MATERIAL FOR THIS EXERCISE =>
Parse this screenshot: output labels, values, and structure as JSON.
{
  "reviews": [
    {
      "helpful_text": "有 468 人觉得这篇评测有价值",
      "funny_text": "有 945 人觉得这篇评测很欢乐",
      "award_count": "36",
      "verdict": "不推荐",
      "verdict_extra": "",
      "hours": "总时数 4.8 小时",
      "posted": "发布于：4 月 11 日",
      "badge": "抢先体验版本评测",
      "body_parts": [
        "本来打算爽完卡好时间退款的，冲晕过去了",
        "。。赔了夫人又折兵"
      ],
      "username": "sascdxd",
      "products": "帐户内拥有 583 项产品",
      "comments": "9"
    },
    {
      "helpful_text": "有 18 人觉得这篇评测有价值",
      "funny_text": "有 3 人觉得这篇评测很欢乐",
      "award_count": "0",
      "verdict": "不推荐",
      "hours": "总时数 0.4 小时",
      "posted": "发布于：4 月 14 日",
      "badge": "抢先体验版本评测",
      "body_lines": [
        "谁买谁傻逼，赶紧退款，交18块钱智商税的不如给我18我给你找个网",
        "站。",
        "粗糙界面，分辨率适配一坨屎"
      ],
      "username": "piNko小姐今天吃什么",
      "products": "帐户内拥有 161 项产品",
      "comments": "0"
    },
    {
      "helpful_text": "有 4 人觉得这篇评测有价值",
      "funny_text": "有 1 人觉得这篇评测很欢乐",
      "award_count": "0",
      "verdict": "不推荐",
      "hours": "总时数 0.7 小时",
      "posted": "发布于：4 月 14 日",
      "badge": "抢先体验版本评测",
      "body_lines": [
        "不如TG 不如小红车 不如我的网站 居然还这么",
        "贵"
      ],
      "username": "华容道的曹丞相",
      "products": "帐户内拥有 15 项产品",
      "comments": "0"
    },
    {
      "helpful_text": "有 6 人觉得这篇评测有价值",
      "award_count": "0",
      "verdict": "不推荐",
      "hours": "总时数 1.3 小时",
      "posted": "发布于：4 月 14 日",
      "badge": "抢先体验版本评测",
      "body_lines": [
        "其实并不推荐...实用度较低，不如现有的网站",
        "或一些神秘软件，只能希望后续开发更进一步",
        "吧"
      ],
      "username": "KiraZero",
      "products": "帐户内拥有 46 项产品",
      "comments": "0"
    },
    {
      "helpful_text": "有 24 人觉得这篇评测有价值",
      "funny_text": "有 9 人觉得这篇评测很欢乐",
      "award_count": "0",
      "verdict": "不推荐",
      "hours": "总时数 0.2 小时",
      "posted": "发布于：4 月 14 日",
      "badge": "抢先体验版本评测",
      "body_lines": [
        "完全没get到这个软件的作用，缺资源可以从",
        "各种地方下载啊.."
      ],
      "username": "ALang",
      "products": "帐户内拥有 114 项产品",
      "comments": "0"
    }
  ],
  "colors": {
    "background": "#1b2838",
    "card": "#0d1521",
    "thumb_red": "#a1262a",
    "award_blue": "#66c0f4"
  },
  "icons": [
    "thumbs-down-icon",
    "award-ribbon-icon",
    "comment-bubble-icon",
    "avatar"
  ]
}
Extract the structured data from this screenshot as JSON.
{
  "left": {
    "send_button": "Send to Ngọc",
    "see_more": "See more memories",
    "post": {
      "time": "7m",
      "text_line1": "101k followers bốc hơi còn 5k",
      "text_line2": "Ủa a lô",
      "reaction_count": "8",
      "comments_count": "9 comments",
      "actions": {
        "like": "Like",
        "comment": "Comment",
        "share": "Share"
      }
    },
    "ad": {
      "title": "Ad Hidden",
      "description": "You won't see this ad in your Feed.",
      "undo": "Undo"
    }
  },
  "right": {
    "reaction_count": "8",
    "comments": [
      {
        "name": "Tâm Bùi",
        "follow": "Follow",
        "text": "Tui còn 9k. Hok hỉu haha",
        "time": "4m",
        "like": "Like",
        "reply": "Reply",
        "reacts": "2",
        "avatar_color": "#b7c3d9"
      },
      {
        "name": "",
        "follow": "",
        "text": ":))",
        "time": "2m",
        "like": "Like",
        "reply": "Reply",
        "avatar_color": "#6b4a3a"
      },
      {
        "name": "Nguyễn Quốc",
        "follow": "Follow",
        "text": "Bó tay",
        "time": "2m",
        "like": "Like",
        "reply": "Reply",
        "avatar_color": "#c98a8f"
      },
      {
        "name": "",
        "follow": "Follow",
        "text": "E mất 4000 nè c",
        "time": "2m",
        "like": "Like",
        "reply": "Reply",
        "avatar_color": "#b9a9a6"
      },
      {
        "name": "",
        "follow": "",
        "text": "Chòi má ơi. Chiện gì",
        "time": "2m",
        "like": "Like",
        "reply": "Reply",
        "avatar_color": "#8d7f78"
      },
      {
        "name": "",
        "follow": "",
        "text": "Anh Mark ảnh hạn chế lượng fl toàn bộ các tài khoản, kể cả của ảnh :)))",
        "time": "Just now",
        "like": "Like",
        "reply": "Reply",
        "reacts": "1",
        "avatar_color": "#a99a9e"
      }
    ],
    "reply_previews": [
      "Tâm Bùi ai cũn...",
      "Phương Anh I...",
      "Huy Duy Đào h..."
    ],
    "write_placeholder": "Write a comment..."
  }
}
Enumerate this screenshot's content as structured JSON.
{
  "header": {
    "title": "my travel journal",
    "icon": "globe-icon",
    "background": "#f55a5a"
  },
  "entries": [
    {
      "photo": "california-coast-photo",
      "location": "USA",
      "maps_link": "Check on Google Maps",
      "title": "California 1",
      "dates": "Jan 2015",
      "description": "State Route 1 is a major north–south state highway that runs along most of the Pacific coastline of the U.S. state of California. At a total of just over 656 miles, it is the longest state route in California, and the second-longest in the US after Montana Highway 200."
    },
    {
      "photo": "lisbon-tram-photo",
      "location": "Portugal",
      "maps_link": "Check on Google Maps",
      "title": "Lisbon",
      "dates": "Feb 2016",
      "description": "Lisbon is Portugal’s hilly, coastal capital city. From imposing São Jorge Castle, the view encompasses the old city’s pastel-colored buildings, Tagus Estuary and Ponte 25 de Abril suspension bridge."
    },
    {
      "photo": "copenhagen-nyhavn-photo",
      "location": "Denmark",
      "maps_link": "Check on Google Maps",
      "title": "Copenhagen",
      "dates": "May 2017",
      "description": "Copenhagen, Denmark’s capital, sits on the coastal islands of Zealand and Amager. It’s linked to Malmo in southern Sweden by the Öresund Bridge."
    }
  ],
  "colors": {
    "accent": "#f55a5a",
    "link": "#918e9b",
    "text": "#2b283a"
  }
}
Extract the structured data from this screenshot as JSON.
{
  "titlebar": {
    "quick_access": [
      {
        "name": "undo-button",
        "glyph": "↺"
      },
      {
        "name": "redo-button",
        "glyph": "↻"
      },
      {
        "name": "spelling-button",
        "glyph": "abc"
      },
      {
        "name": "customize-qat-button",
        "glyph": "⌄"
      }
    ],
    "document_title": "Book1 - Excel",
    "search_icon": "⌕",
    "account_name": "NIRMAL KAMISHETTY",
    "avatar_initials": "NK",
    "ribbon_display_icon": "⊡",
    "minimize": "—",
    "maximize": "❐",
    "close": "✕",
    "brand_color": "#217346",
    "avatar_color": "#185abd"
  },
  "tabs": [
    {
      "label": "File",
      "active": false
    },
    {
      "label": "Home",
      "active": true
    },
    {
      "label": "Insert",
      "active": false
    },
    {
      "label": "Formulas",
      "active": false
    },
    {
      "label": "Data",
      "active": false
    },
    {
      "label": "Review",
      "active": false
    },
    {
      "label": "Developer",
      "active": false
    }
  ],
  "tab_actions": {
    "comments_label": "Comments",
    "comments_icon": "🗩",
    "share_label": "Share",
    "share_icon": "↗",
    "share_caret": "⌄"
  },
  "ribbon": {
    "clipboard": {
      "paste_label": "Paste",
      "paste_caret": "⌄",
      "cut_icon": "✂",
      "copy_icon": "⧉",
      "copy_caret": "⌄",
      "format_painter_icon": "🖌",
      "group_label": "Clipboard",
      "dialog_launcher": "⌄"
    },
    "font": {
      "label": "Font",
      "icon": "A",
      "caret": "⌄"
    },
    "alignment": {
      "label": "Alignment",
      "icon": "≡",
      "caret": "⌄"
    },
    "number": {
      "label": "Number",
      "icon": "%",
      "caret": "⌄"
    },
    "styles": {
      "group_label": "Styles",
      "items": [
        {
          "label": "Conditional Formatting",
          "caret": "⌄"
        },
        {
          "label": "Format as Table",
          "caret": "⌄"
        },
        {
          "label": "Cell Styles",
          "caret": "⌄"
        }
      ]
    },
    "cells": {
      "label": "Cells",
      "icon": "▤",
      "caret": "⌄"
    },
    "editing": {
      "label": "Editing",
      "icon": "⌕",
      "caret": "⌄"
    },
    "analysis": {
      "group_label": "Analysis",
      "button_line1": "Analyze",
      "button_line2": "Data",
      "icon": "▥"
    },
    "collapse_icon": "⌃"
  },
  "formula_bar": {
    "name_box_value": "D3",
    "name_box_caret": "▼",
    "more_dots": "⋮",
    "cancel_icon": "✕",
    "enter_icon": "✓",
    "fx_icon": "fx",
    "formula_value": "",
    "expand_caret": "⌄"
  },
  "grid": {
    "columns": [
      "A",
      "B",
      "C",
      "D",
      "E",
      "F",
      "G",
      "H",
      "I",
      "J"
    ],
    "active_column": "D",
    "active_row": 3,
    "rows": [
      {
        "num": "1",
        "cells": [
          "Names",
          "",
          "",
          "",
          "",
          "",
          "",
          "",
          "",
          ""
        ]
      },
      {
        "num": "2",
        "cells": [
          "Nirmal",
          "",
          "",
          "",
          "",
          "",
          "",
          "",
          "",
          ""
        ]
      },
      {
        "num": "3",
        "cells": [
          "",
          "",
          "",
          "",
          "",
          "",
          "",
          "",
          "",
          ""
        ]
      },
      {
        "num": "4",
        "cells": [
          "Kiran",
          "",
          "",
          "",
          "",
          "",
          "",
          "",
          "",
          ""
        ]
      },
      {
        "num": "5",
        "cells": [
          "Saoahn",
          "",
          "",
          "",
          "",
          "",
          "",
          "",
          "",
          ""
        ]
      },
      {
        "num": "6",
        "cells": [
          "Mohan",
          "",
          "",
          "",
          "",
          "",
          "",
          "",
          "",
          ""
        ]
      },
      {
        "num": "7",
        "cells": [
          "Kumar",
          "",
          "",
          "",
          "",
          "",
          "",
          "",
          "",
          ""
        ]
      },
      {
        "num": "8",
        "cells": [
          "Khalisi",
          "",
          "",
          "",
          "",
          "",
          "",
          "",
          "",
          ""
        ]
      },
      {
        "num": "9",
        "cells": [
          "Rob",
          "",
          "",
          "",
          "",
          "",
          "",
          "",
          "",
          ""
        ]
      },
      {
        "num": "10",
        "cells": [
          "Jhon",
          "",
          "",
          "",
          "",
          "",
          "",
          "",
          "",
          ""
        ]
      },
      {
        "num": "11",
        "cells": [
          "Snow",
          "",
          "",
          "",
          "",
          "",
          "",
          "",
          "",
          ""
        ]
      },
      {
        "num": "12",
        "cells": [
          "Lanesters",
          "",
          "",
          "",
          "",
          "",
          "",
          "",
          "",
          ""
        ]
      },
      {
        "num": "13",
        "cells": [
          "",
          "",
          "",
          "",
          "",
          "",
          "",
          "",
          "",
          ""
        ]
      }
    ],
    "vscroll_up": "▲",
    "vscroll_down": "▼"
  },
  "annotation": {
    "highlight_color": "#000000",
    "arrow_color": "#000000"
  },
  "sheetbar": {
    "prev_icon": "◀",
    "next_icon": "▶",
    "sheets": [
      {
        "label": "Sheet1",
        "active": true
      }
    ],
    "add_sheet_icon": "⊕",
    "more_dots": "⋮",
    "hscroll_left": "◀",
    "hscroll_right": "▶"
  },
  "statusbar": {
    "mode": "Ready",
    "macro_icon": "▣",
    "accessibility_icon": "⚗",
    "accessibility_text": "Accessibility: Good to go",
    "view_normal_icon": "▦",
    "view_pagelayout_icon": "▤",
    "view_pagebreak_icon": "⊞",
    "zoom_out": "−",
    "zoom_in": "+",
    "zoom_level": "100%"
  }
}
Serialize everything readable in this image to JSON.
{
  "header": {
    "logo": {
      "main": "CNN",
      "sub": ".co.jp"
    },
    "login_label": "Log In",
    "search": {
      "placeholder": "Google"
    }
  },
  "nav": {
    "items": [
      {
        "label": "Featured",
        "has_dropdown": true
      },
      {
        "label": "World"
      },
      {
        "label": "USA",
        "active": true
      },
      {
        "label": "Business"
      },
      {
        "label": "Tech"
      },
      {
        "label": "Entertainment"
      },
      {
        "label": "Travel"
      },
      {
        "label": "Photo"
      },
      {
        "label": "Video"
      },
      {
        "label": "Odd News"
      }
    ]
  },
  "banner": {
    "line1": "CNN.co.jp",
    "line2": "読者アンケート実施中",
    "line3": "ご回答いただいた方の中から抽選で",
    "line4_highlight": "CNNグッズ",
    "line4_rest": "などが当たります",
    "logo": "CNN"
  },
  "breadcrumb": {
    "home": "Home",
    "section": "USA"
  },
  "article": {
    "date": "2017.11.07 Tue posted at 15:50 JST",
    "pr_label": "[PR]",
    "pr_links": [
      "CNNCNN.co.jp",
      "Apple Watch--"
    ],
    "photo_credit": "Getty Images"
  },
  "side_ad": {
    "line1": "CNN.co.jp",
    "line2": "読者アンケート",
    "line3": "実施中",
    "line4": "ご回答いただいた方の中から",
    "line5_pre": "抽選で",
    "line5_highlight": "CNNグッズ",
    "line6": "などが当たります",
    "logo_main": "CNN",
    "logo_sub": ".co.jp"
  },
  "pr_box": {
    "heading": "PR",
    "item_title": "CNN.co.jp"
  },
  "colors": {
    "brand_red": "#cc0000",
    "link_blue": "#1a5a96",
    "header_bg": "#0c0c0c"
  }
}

DO THIS => Say how many lines in this listing hold the string "true", giving the count and nothing more.

OUTPUT OF THE TASK => 4